**Problem to solve**
The records below must be retyped exactly.

**Extracted entries**

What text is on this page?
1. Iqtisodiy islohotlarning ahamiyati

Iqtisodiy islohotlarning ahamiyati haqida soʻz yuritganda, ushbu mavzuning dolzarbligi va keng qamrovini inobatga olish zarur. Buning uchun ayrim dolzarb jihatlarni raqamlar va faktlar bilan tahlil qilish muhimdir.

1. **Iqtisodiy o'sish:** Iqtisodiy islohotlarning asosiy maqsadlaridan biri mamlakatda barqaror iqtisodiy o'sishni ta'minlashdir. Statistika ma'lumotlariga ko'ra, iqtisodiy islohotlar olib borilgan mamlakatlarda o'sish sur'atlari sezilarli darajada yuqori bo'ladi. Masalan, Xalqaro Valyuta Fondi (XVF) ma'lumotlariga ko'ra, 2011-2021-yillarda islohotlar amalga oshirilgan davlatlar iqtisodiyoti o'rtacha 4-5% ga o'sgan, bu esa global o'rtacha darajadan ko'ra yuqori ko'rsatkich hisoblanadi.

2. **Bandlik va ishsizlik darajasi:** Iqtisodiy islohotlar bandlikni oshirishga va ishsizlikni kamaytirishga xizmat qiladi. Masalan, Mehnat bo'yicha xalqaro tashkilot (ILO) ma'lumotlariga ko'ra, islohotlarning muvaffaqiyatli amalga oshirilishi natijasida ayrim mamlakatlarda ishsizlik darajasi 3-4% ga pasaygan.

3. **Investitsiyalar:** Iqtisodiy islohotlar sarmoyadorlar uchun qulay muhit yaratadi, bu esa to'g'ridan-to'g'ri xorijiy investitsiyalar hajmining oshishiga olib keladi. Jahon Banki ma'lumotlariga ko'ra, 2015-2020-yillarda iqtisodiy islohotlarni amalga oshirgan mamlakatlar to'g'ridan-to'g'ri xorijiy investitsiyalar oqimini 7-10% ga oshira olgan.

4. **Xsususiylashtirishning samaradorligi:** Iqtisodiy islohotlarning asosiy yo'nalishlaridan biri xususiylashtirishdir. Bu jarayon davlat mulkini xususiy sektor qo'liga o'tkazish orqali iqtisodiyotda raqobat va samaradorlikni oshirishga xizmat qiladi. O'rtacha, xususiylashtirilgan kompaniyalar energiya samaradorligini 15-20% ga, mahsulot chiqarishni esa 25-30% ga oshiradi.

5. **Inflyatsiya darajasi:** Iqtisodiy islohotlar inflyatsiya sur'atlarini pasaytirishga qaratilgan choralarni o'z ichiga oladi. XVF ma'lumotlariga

**Output for this exercise**
What text is on this page?
1. Iqtisodiy islohotlarning ahamiyati

Iqtisodiy islohotlarning ahamiyati haqida soʻz yuritganda, ushbu mavzuning dolzarbligi va keng qamrovini inobatga olish zarur. Buning uchun ayrim dolzarb jihatlarni raqamlar va faktlar bilan tahlil qilish muhimdir.

1. **Iqtisodiy o'sish:** Iqtisodiy islohotlarning asosiy maqsadlaridan biri mamlakatda barqaror iqtisodiy o'sishni ta'minlashdir. Statistika ma'lumotlariga ko'ra, iqtisodiy islohotlar olib borilgan mamlakatlarda o'sish sur'atlari sezilarli darajada yuqori bo'ladi. Masalan, Xalqaro Valyuta Fondi (XVF) ma'lumotlariga ko'ra, 2011-2021-yillarda islohotlar amalga oshirilgan davlatlar iqtisodiyoti o'rtacha 4-5% ga o'sgan, bu esa global o'rtacha darajadan ko'ra yuqori ko'rsatkich hisoblanadi.

2. **Bandlik va ishsizlik darajasi:** Iqtisodiy islohotlar bandlikni oshirishga va ishsizlikni kamaytirishga xizmat qiladi. Masalan, Mehnat bo'yicha xalqaro tashkilot (ILO) ma'lumotlariga ko'ra, islohotlarning muvaffaqiyatli amalga oshirilishi natijasida ayrim mamlakatlarda ishsizlik darajasi 3-4% ga pasaygan.

3. **Investitsiyalar:** Iqtisodiy islohotlar sarmoyadorlar uchun qulay muhit yaratadi, bu esa to'g'ridan-to'g'ri xorijiy investitsiyalar hajmining oshishiga olib keladi. Jahon Banki ma'lumotlariga ko'ra, 2015-2020-yillarda iqtisodiy islohotlarni amalga oshirgan mamlakatlar to'g'ridan-to'g'ri xorijiy investitsiyalar oqimini 7-10% ga oshira olgan.

4. **Xsususiylashtirishning samaradorligi:** Iqtisodiy islohotlarning asosiy yo'nalishlaridan biri xususiylashtirishdir. Bu jarayon davlat mulkini xususiy sektor qo'liga o'tkazish orqali iqtisodiyotda raqobat va samaradorlikni oshirishga xizmat qiladi. O'rtacha, xususiylashtirilgan kompaniyalar energiya samaradorligini 15-20% ga, mahsulot chiqarishni esa 25-30% ga oshiradi.

5. **Inflyatsiya darajasi:** Iqtisodiy islohotlar inflyatsiya sur'atlarini pasaytirishga qaratilgan choralarni o'z ichiga oladi. XVF ma'lumotlariga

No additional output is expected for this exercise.